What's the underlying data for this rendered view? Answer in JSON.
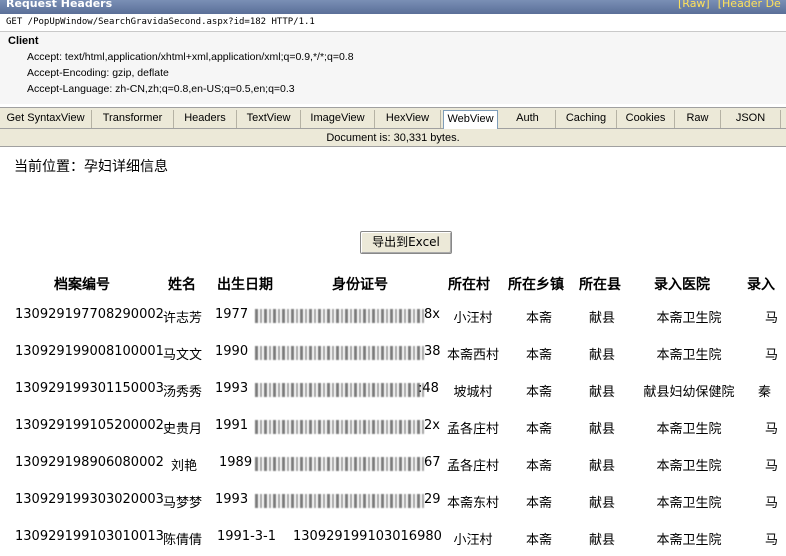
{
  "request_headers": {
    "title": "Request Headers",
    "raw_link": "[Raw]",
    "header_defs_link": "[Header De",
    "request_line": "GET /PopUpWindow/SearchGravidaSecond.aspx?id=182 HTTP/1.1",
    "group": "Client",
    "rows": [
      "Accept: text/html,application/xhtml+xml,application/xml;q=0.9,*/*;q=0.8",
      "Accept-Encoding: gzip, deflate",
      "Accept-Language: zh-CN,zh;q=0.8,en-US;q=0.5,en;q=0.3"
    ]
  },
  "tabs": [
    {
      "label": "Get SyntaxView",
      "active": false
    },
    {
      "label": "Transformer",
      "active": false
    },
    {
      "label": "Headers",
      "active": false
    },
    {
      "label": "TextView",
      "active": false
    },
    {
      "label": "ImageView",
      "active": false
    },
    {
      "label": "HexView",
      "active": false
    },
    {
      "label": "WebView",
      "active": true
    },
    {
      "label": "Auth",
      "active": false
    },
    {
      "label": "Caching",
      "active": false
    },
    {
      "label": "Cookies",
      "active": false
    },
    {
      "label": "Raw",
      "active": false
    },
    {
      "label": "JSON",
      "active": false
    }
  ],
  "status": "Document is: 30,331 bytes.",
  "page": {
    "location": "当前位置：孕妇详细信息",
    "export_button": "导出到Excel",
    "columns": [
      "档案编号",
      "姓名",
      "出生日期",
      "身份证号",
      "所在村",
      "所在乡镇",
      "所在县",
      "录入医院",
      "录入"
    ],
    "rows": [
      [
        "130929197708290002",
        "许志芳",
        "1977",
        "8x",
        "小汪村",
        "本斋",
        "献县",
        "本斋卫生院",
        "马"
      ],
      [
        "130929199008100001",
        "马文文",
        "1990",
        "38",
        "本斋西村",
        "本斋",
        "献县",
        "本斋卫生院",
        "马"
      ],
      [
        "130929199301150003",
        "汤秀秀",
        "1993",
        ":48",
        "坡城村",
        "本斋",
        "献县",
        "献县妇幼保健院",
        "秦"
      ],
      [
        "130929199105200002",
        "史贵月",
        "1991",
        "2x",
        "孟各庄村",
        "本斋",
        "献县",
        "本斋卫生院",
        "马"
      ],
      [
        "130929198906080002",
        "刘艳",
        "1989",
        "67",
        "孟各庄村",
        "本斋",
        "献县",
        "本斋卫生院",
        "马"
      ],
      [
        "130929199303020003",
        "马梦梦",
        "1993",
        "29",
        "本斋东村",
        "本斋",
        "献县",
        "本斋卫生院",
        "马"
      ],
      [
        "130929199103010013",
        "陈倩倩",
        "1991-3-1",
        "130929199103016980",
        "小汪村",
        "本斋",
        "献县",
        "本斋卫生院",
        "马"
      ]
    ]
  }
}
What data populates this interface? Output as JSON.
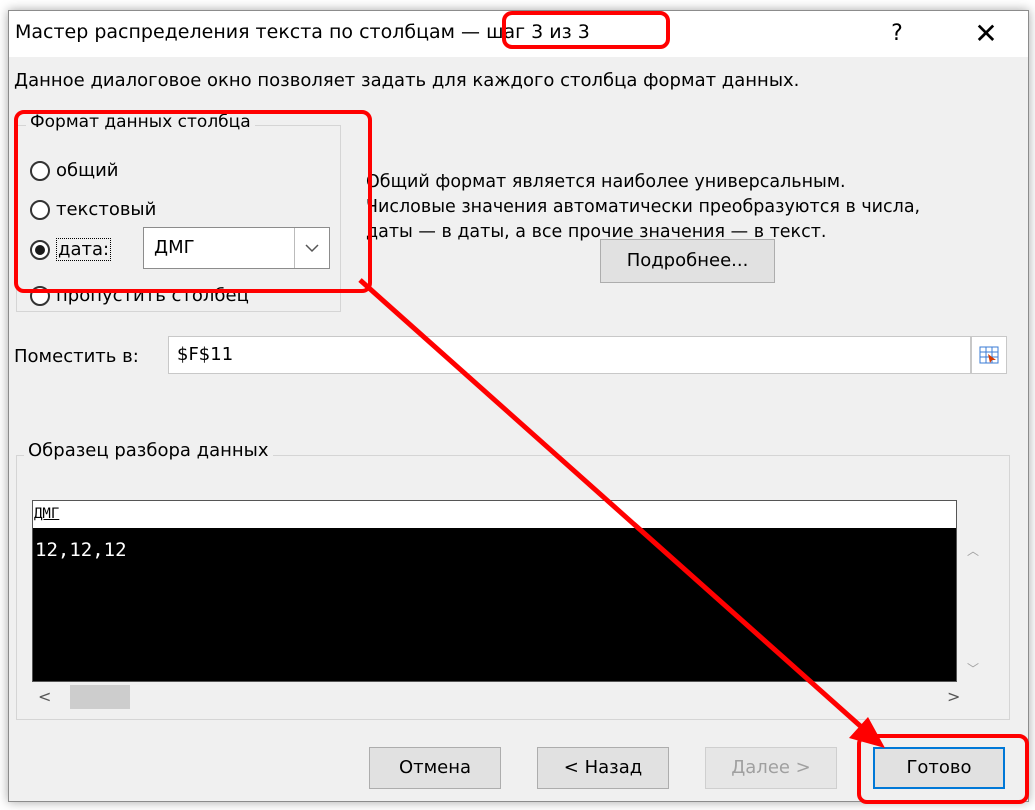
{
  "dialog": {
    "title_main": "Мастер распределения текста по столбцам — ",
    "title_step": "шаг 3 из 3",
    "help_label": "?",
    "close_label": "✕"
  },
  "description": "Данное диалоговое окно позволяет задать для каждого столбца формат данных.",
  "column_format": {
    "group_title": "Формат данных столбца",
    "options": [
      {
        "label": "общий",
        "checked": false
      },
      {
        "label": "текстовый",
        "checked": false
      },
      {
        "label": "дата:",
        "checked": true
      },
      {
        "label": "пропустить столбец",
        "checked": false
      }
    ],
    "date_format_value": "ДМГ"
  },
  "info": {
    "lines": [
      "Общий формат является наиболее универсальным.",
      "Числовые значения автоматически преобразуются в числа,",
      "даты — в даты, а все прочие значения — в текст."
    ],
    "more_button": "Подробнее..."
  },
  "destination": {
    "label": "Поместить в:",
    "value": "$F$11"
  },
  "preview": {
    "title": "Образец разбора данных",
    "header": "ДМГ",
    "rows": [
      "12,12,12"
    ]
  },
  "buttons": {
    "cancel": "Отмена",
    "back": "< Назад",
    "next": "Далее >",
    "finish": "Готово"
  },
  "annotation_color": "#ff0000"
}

...

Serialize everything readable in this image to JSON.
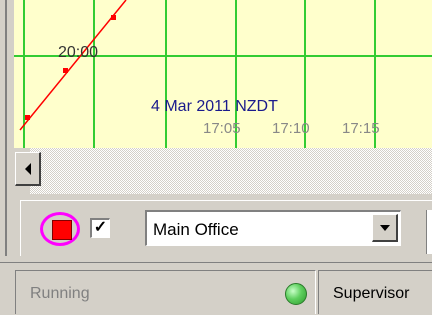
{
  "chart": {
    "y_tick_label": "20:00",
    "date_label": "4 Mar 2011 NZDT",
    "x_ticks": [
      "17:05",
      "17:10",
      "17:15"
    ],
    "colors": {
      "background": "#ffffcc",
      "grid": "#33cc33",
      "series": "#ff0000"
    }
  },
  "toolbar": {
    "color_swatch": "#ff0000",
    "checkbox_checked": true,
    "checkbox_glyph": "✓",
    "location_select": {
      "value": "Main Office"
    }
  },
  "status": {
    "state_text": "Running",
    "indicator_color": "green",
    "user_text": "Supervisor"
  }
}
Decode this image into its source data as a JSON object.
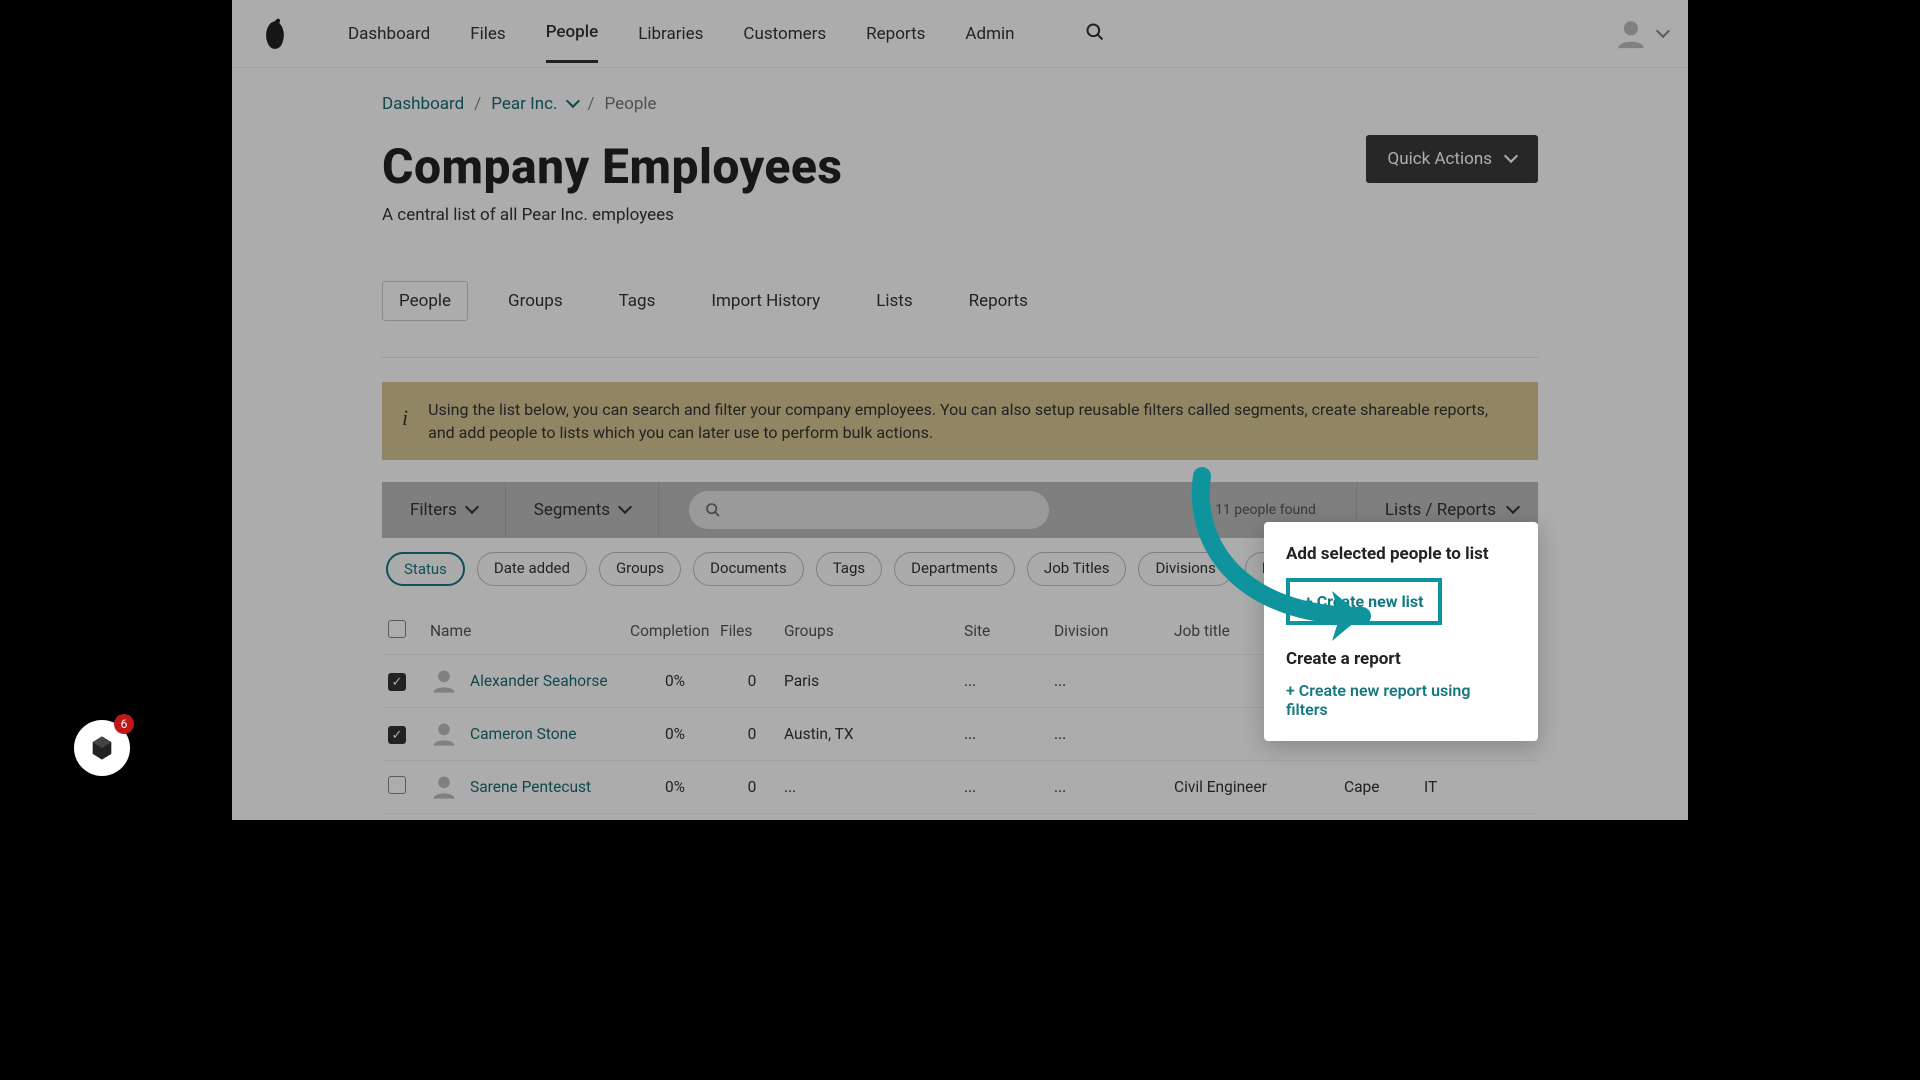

* * *

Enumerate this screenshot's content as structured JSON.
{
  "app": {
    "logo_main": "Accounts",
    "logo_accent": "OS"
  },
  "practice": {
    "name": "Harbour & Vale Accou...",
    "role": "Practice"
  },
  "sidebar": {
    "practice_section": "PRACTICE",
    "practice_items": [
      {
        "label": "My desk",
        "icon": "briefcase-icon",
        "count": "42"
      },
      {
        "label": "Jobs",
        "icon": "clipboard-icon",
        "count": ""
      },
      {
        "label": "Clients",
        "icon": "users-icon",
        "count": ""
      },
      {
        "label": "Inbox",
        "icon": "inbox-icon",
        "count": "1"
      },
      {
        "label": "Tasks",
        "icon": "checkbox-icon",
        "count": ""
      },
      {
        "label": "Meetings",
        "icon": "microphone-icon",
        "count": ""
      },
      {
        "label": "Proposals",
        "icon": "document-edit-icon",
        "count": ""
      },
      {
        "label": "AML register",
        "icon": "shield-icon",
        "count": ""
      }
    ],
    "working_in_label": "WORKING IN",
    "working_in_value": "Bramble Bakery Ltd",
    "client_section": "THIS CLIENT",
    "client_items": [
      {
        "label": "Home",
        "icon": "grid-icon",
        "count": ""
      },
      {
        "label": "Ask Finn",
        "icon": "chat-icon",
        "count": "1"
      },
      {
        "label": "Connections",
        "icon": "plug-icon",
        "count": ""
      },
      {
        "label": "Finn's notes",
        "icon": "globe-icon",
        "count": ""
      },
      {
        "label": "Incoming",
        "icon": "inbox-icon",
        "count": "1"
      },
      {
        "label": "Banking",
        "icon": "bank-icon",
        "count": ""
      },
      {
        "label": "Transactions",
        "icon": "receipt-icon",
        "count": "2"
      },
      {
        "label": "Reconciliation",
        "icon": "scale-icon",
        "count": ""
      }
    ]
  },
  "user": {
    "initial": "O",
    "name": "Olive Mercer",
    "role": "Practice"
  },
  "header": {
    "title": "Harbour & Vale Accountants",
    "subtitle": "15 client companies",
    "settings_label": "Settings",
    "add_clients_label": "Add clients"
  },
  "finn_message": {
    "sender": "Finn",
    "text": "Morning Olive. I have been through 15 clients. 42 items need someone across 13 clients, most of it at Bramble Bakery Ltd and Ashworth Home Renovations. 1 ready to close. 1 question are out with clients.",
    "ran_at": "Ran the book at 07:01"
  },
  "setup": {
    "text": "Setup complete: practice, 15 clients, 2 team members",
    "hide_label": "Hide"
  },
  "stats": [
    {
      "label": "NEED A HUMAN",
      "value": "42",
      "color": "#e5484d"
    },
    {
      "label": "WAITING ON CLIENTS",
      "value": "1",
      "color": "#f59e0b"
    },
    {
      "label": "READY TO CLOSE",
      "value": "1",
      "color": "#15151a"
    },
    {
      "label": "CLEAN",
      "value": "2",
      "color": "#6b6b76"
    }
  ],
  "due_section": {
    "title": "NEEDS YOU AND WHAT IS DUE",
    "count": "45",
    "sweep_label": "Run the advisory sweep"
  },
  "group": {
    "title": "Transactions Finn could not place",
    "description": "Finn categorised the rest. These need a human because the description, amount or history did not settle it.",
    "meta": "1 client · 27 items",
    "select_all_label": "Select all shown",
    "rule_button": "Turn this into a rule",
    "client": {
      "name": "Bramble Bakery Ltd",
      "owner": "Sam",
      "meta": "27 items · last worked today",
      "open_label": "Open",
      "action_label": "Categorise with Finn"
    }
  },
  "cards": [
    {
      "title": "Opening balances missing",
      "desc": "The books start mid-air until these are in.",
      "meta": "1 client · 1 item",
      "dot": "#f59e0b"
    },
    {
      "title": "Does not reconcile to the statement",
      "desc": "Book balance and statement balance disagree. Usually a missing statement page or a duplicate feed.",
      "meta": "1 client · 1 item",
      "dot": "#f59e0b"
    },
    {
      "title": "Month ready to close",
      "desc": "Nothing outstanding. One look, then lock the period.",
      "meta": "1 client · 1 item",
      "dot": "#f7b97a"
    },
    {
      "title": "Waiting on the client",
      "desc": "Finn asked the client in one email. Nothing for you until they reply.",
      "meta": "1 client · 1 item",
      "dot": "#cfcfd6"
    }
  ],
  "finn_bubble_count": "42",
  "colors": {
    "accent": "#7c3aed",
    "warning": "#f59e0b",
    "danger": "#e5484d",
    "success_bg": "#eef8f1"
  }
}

What to do:
Between the line with "Serialize everything readable" and the line with "Decode this image", ends included, lies the span to copy exactly; copy nothing else and leave out the pictures.

Output:
Serialize everything readable in this image to JSON.
{
  "chart": {
    "y_tick_label": "20:00",
    "date_label": "4 Mar 2011 NZDT",
    "x_ticks": [
      "17:05",
      "17:10",
      "17:15"
    ],
    "colors": {
      "background": "#ffffcc",
      "grid": "#33cc33",
      "series": "#ff0000"
    }
  },
  "toolbar": {
    "color_swatch": "#ff0000",
    "checkbox_checked": true,
    "checkbox_glyph": "✓",
    "location_select": {
      "value": "Main Office"
    }
  },
  "status": {
    "state_text": "Running",
    "indicator_color": "green",
    "user_text": "Supervisor"
  }
}
Decode this image into its source data as a JSON object.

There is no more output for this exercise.